▶ _Supplied material_

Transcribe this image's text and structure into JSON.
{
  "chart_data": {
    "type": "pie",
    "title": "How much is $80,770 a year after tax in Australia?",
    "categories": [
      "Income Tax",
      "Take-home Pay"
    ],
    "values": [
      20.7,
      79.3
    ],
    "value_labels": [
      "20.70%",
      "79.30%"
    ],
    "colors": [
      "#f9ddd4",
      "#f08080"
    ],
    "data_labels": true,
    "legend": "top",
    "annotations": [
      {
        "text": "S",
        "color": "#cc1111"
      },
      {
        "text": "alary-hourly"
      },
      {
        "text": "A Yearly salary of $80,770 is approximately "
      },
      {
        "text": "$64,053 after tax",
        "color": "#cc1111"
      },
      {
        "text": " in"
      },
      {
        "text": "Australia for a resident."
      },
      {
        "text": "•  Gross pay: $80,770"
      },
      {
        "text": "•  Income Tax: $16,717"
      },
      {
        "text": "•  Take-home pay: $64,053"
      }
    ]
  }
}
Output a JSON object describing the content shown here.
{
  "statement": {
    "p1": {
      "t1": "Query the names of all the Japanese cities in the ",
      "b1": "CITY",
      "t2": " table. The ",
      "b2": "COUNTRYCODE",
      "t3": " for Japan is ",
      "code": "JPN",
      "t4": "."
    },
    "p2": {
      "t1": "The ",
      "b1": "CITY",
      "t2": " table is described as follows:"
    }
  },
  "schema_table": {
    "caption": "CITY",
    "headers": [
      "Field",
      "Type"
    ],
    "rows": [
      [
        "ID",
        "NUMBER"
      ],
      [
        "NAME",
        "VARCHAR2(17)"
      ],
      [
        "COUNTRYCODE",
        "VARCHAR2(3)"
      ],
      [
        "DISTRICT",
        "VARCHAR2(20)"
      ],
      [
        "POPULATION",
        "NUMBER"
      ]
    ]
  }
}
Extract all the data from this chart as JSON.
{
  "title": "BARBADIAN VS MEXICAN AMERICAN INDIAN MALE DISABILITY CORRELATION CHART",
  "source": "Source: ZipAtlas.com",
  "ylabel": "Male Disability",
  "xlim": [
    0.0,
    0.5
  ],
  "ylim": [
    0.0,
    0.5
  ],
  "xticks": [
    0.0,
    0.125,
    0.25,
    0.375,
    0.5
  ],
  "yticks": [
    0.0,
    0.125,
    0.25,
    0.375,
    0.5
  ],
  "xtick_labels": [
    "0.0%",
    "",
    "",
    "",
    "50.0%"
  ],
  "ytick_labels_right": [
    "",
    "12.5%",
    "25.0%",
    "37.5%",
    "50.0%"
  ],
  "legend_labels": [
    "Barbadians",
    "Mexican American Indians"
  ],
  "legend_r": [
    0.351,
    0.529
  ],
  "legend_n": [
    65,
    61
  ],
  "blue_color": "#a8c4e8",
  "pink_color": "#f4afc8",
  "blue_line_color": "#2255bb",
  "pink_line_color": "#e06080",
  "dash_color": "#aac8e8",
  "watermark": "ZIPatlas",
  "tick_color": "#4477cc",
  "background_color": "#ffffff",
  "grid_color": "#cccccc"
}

▶ _Task instructions_
Print all the data exactly.

▶ _Output of the exercise_
Transcribe this image's text and structure into JSON.
{
  "chart_data": {
    "type": "pie",
    "title": "How much is $80,770 a year after tax in Australia?",
    "categories": [
      "Income Tax",
      "Take-home Pay"
    ],
    "values": [
      20.7,
      79.3
    ],
    "value_labels": [
      "20.70%",
      "79.30%"
    ],
    "colors": [
      "#f9ddd4",
      "#f08080"
    ],
    "data_labels": true,
    "legend": "top",
    "annotations": [
      {
        "text": "S",
        "color": "#cc1111"
      },
      {
        "text": "alary-hourly"
      },
      {
        "text": "A Yearly salary of $80,770 is approximately "
      },
      {
        "text": "$64,053 after tax",
        "color": "#cc1111"
      },
      {
        "text": " in"
      },
      {
        "text": "Australia for a resident."
      },
      {
        "text": "•  Gross pay: $80,770"
      },
      {
        "text": "•  Income Tax: $16,717"
      },
      {
        "text": "•  Take-home pay: $64,053"
      }
    ]
  }
}
Output a JSON object describing the content shown here.
{
  "statement": {
    "p1": {
      "t1": "Query the names of all the Japanese cities in the ",
      "b1": "CITY",
      "t2": " table. The ",
      "b2": "COUNTRYCODE",
      "t3": " for Japan is ",
      "code": "JPN",
      "t4": "."
    },
    "p2": {
      "t1": "The ",
      "b1": "CITY",
      "t2": " table is described as follows:"
    }
  },
  "schema_table": {
    "caption": "CITY",
    "headers": [
      "Field",
      "Type"
    ],
    "rows": [
      [
        "ID",
        "NUMBER"
      ],
      [
        "NAME",
        "VARCHAR2(17)"
      ],
      [
        "COUNTRYCODE",
        "VARCHAR2(3)"
      ],
      [
        "DISTRICT",
        "VARCHAR2(20)"
      ],
      [
        "POPULATION",
        "NUMBER"
      ]
    ]
  }
}
Extract all the data from this chart as JSON.
{
  "title": "BARBADIAN VS MEXICAN AMERICAN INDIAN MALE DISABILITY CORRELATION CHART",
  "source": "Source: ZipAtlas.com",
  "ylabel": "Male Disability",
  "xlim": [
    0.0,
    0.5
  ],
  "ylim": [
    0.0,
    0.5
  ],
  "xticks": [
    0.0,
    0.125,
    0.25,
    0.375,
    0.5
  ],
  "yticks": [
    0.0,
    0.125,
    0.25,
    0.375,
    0.5
  ],
  "xtick_labels": [
    "0.0%",
    "",
    "",
    "",
    "50.0%"
  ],
  "ytick_labels_right": [
    "",
    "12.5%",
    "25.0%",
    "37.5%",
    "50.0%"
  ],
  "legend_labels": [
    "Barbadians",
    "Mexican American Indians"
  ],
  "legend_r": [
    0.351,
    0.529
  ],
  "legend_n": [
    65,
    61
  ],
  "blue_color": "#a8c4e8",
  "pink_color": "#f4afc8",
  "blue_line_color": "#2255bb",
  "pink_line_color": "#e06080",
  "dash_color": "#aac8e8",
  "watermark": "ZIPatlas",
  "tick_color": "#4477cc",
  "background_color": "#ffffff",
  "grid_color": "#cccccc"
}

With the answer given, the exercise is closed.